**Given instruction**
Copy out every line in the records below that contains the string "Karin", matching its case exactly.

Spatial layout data
───
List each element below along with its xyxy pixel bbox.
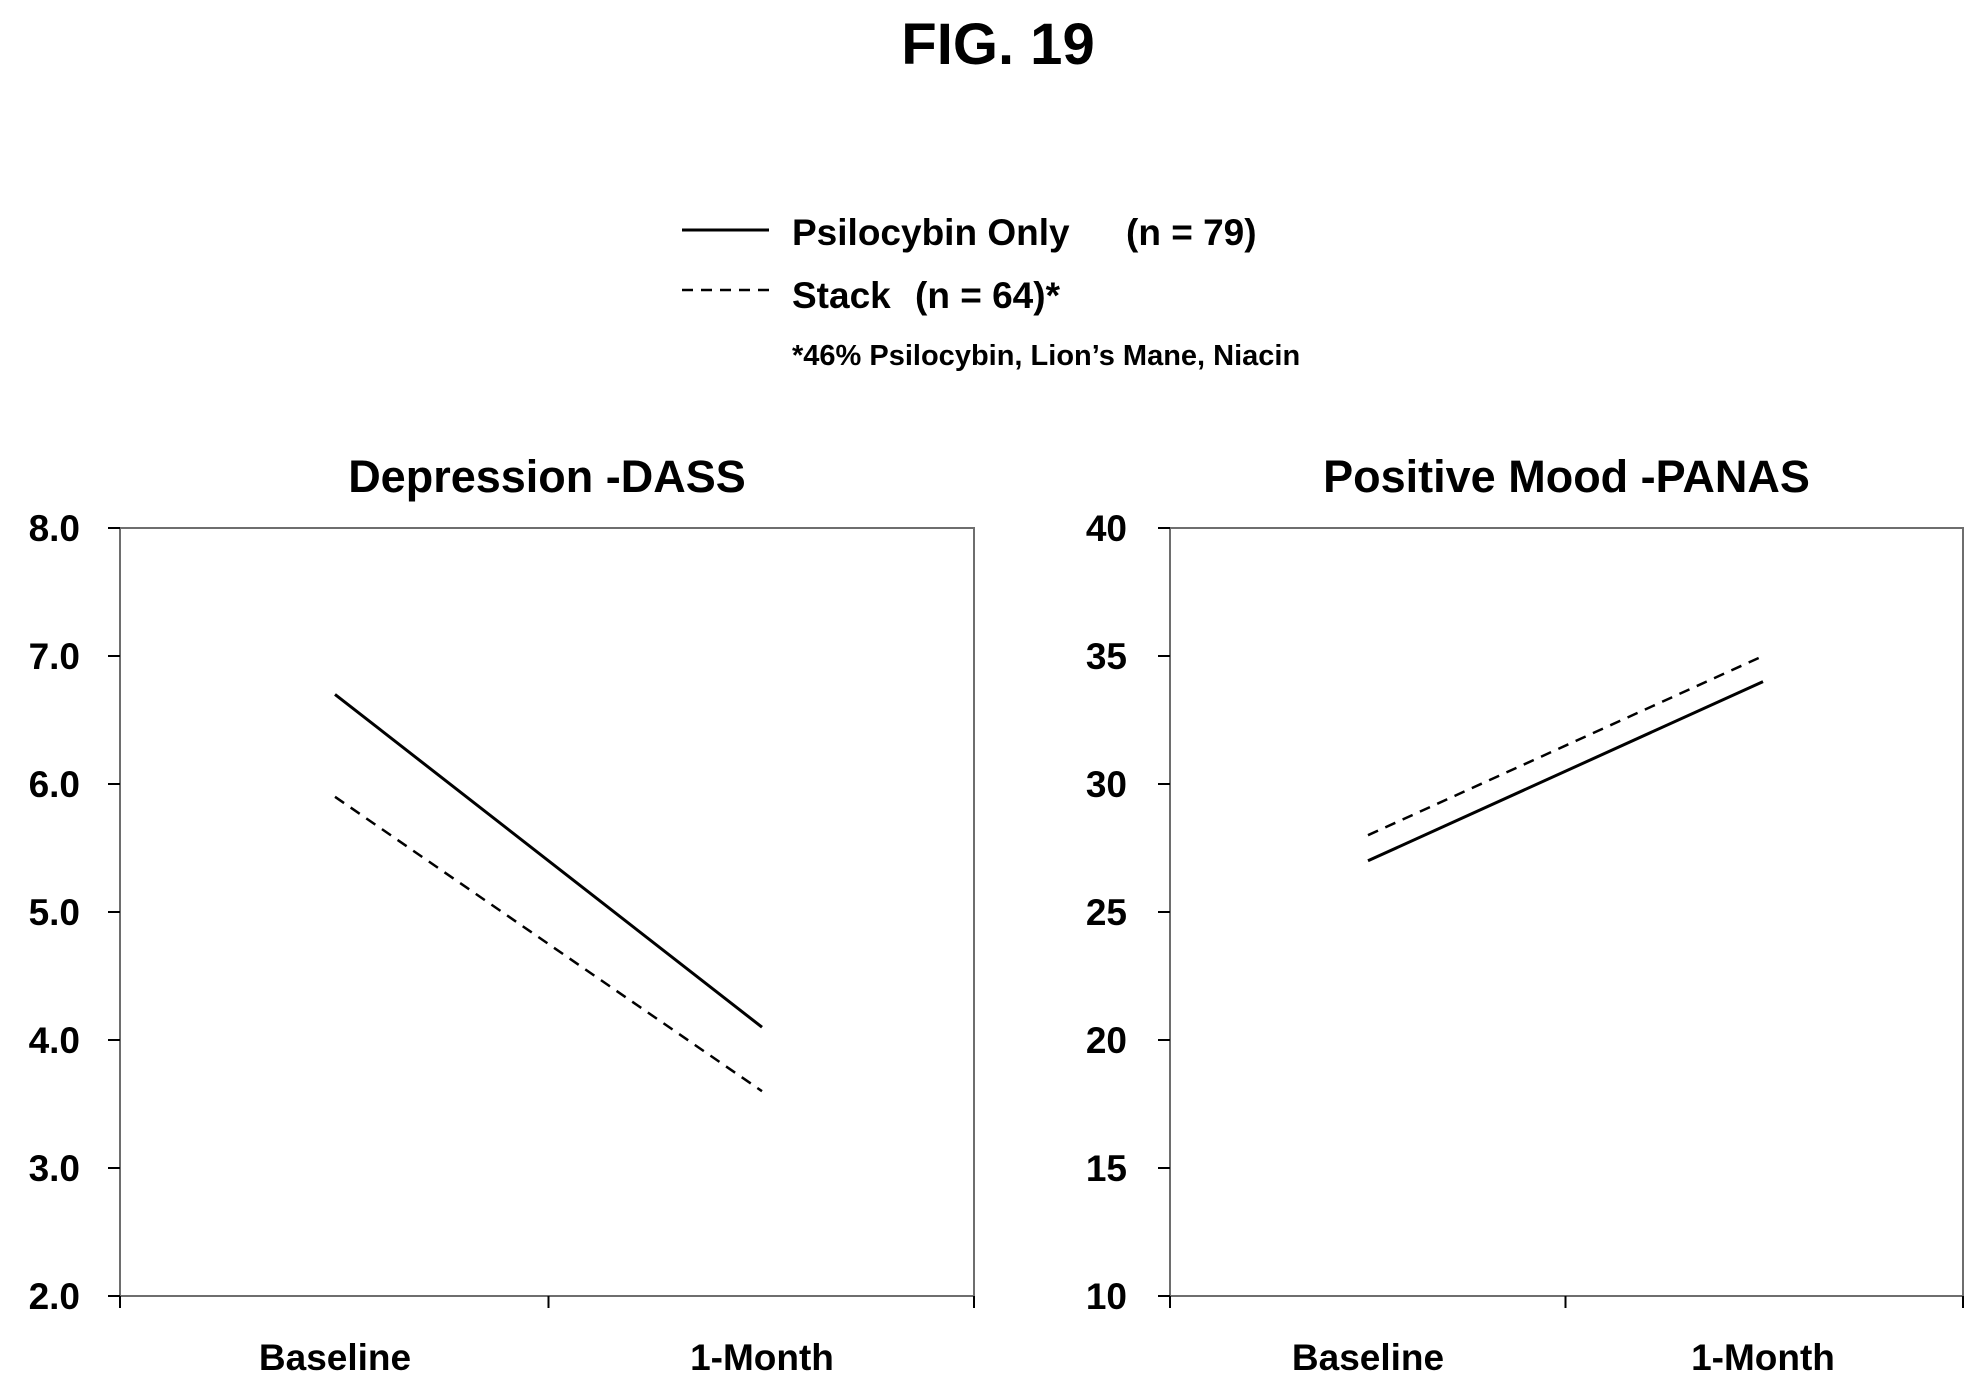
series-line-stack [1367,654,1764,837]
y-tick-label: 7.0 [29,636,80,677]
y-tick-label: 4.0 [29,1020,80,1061]
y-tick-label: 3.0 [29,1148,80,1189]
x-category-label: Baseline [259,1337,411,1378]
legend-footnote: *46% Psilocybin, Lion’s Mane, Niacin [792,340,1300,372]
x-category-label: 1-Month [690,1337,834,1378]
y-tick-label: 40 [1086,508,1127,549]
x-category-label: 1-Month [1691,1337,1835,1378]
legend-series-2-count: (n = 64)* [915,275,1061,316]
y-tick-label: 10 [1086,1276,1127,1317]
chart-title: Positive Mood -PANAS [1323,451,1810,502]
series-line-stack [334,795,763,1093]
chart-title: Depression -DASS [348,451,746,502]
legend-series-1-name: Psilocybin Only [792,212,1070,253]
y-tick-label: 15 [1086,1148,1127,1189]
legend-series-1-count: (n = 79) [1126,212,1257,253]
y-tick-label: 5.0 [29,892,80,933]
x-category-label: Baseline [1292,1337,1444,1378]
chart-positive-mood-panas: Positive Mood -PANAS 10 15 20 25 30 35 40 Baseli… [1086,451,1964,1378]
y-tick-label: 8.0 [29,508,80,549]
chart-depression-dass: Depression -DASS 2.0 3.0 4.0 5.0 6.0 7.0 8.0 Bas… [29,451,975,1378]
y-tick-label: 25 [1086,892,1127,933]
legend-series-2-name: Stack [792,275,891,316]
y-tick-label: 20 [1086,1020,1127,1061]
legend: Psilocybin Only (n = 79) Stack (n = 64)*… [682,212,1300,372]
y-tick-label: 35 [1086,636,1127,677]
y-tick-label: 2.0 [29,1276,80,1317]
figure-label: FIG. 19 [901,12,1094,77]
y-tick-label: 30 [1086,764,1127,805]
y-tick-label: 6.0 [29,764,80,805]
series-line-psilocybin-only [1367,680,1764,863]
series-line-psilocybin-only [334,693,763,1029]
plot-area-frame [119,527,975,1297]
plot-area-frame [1169,527,1964,1297]
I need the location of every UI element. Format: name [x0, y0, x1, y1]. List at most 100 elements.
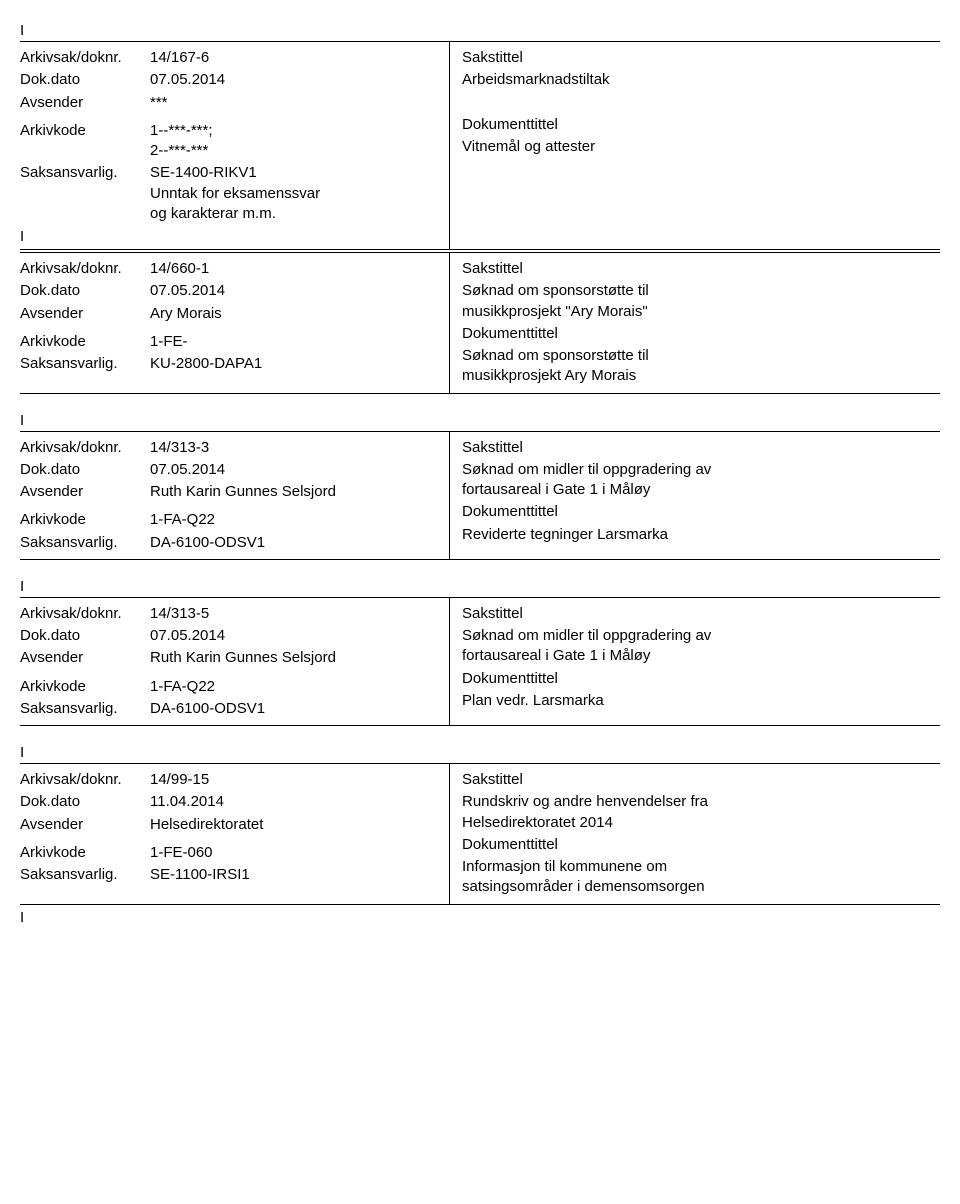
sakstittel-label: Sakstittel — [462, 48, 940, 68]
field-label: Arkivkode — [20, 510, 150, 530]
i-marker: I — [20, 742, 940, 763]
dokumenttittel-label: Dokumenttittel — [462, 502, 940, 522]
field-value: Ary Morais — [150, 304, 441, 324]
field-value: 14/167-6 — [150, 48, 441, 68]
sakstittel-value: Søknad om midler til oppgradering avfort… — [462, 626, 940, 667]
dokumenttittel-label: Dokumenttittel — [462, 324, 940, 344]
dokumenttittel-value: Søknad om sponsorstøtte tilmusikkprosjek… — [462, 346, 940, 387]
field-value: SE-1100-IRSI1 — [150, 865, 441, 885]
sakstittel-value: Søknad om sponsorstøtte tilmusikkprosjek… — [462, 281, 940, 322]
field-value: 07.05.2014 — [150, 281, 441, 301]
sakstittel-label: Sakstittel — [462, 259, 940, 279]
field-row-arkivkode: Arkivkode1--***-***;2--***-*** — [20, 121, 441, 162]
dokumenttittel-value: Reviderte tegninger Larsmarka — [462, 525, 940, 545]
record: Arkivsak/doknr.14/660-1Dok.dato07.05.201… — [20, 252, 940, 394]
field-value: Ruth Karin Gunnes Selsjord — [150, 482, 441, 502]
record-right: SakstittelSøknad om midler til oppgrader… — [450, 598, 940, 725]
field-value: 14/313-5 — [150, 604, 441, 624]
record: Arkivsak/doknr.14/313-5Dok.dato07.05.201… — [20, 597, 940, 726]
field-label: Saksansvarlig. — [20, 533, 150, 553]
field-row-arkivsak: Arkivsak/doknr.14/313-3 — [20, 438, 441, 458]
field-row-saksansvarlig: Saksansvarlig.DA-6100-ODSV1 — [20, 533, 441, 553]
field-label: Arkivsak/doknr. — [20, 770, 150, 790]
field-row-dokdato: Dok.dato07.05.2014 — [20, 281, 441, 301]
field-row-saksansvarlig: Saksansvarlig.KU-2800-DAPA1 — [20, 354, 441, 374]
field-row-dokdato: Dok.dato07.05.2014 — [20, 460, 441, 480]
field-label: Avsender — [20, 93, 150, 113]
field-label: Arkivkode — [20, 332, 150, 352]
field-row-avsender: AvsenderAry Morais — [20, 304, 441, 324]
field-row-avsender: AvsenderRuth Karin Gunnes Selsjord — [20, 648, 441, 668]
field-label: Arkivsak/doknr. — [20, 259, 150, 279]
field-row-dokdato: Dok.dato07.05.2014 — [20, 626, 441, 646]
field-value: Ruth Karin Gunnes Selsjord — [150, 648, 441, 668]
i-marker: I — [20, 410, 940, 431]
field-label: Saksansvarlig. — [20, 163, 150, 224]
sakstittel-label: Sakstittel — [462, 438, 940, 458]
field-label: Dok.dato — [20, 281, 150, 301]
field-row-arkivkode: Arkivkode1-FA-Q22 — [20, 510, 441, 530]
field-value: KU-2800-DAPA1 — [150, 354, 441, 374]
sakstittel-label: Sakstittel — [462, 604, 940, 624]
field-label: Avsender — [20, 482, 150, 502]
field-label: Saksansvarlig. — [20, 865, 150, 885]
sakstittel-value: Søknad om midler til oppgradering avfort… — [462, 460, 940, 501]
field-row-arkivkode: Arkivkode1-FE-060 — [20, 843, 441, 863]
field-label: Arkivsak/doknr. — [20, 438, 150, 458]
dokumenttittel-value: Informasjon til kommunene omsatsingsområ… — [462, 857, 940, 898]
field-label: Arkivsak/doknr. — [20, 604, 150, 624]
record-left: Arkivsak/doknr.14/313-5Dok.dato07.05.201… — [20, 598, 450, 725]
field-row-arkivsak: Arkivsak/doknr.14/167-6 — [20, 48, 441, 68]
field-label: Arkivkode — [20, 121, 150, 162]
field-row-arkivsak: Arkivsak/doknr.14/660-1 — [20, 259, 441, 279]
field-value: 07.05.2014 — [150, 460, 441, 480]
field-label: Dok.dato — [20, 626, 150, 646]
record-left: Arkivsak/doknr.14/99-15Dok.dato11.04.201… — [20, 764, 450, 904]
field-label: Saksansvarlig. — [20, 354, 150, 374]
field-row-saksansvarlig: Saksansvarlig.DA-6100-ODSV1 — [20, 699, 441, 719]
field-row-arkivsak: Arkivsak/doknr.14/99-15 — [20, 770, 441, 790]
field-label: Dok.dato — [20, 70, 150, 90]
field-label: Saksansvarlig. — [20, 699, 150, 719]
field-value: SE-1400-RIKV1Unntak for eksamenssvarog k… — [150, 163, 441, 224]
field-row-dokdato: Dok.dato07.05.2014 — [20, 70, 441, 90]
field-value: 07.05.2014 — [150, 70, 441, 90]
field-value: 1-FA-Q22 — [150, 677, 441, 697]
sakstittel-label: Sakstittel — [462, 770, 940, 790]
field-label: Arkivkode — [20, 677, 150, 697]
field-row-avsender: Avsender*** — [20, 93, 441, 113]
record: Arkivsak/doknr.14/167-6Dok.dato07.05.201… — [20, 41, 940, 250]
dokumenttittel-value: Vitnemål og attester — [462, 137, 940, 157]
sakstittel-value: Rundskriv og andre henvendelser fraHelse… — [462, 792, 940, 833]
field-value: 1-FE- — [150, 332, 441, 352]
field-value: 14/660-1 — [150, 259, 441, 279]
field-label: Avsender — [20, 648, 150, 668]
i-marker: I — [20, 226, 441, 245]
i-marker: I — [20, 20, 940, 41]
record-left: Arkivsak/doknr.14/660-1Dok.dato07.05.201… — [20, 253, 450, 393]
records-container: IArkivsak/doknr.14/167-6Dok.dato07.05.20… — [20, 20, 940, 926]
field-value: 14/99-15 — [150, 770, 441, 790]
record-right: SakstittelRundskriv og andre henvendelse… — [450, 764, 940, 904]
dokumenttittel-label: Dokumenttittel — [462, 115, 940, 135]
sakstittel-value: Arbeidsmarknadstiltak — [462, 70, 940, 90]
dokumenttittel-label: Dokumenttittel — [462, 669, 940, 689]
dokumenttittel-value: Plan vedr. Larsmarka — [462, 691, 940, 711]
field-row-dokdato: Dok.dato11.04.2014 — [20, 792, 441, 812]
field-value: 07.05.2014 — [150, 626, 441, 646]
record-left: Arkivsak/doknr.14/313-3Dok.dato07.05.201… — [20, 432, 450, 559]
field-value: DA-6100-ODSV1 — [150, 533, 441, 553]
record: Arkivsak/doknr.14/99-15Dok.dato11.04.201… — [20, 763, 940, 905]
field-value: 14/313-3 — [150, 438, 441, 458]
record-right: SakstittelArbeidsmarknadstiltak Dokument… — [450, 42, 940, 249]
record: Arkivsak/doknr.14/313-3Dok.dato07.05.201… — [20, 431, 940, 560]
field-row-arkivsak: Arkivsak/doknr.14/313-5 — [20, 604, 441, 624]
field-row-arkivkode: Arkivkode1-FA-Q22 — [20, 677, 441, 697]
field-row-arkivkode: Arkivkode1-FE- — [20, 332, 441, 352]
dokumenttittel-label: Dokumenttittel — [462, 835, 940, 855]
record-left: Arkivsak/doknr.14/167-6Dok.dato07.05.201… — [20, 42, 450, 249]
field-label: Avsender — [20, 304, 150, 324]
field-label: Dok.dato — [20, 792, 150, 812]
i-marker: I — [20, 907, 940, 926]
field-label: Arkivsak/doknr. — [20, 48, 150, 68]
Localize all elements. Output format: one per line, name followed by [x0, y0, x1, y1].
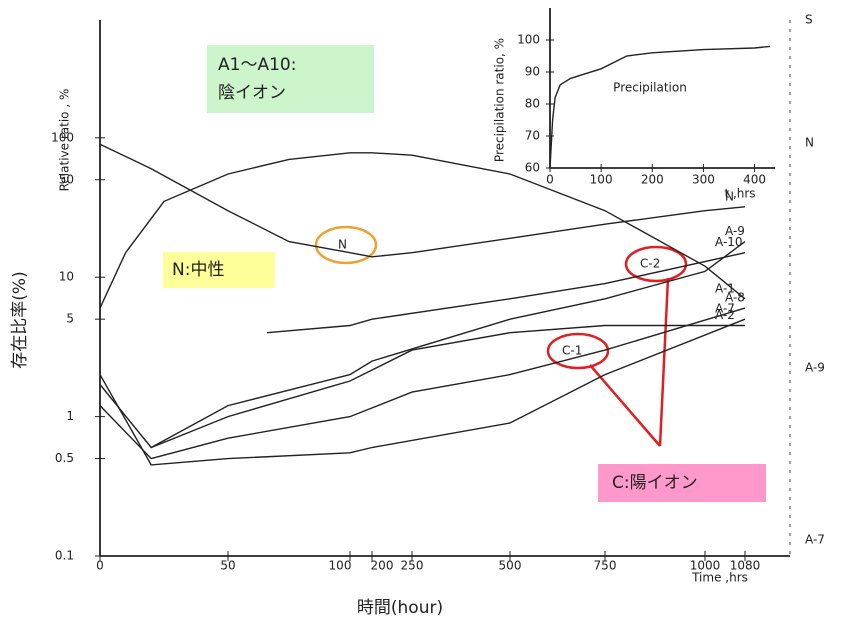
───
**Final answer**
field-value: Ruth Karin Gunnes Selsjord — [150, 482, 441, 502]
field-row-avsender: AvsenderRuth Karin Gunnes Selsjord — [20, 648, 441, 668]
field-value: Ruth Karin Gunnes Selsjord — [150, 648, 441, 668]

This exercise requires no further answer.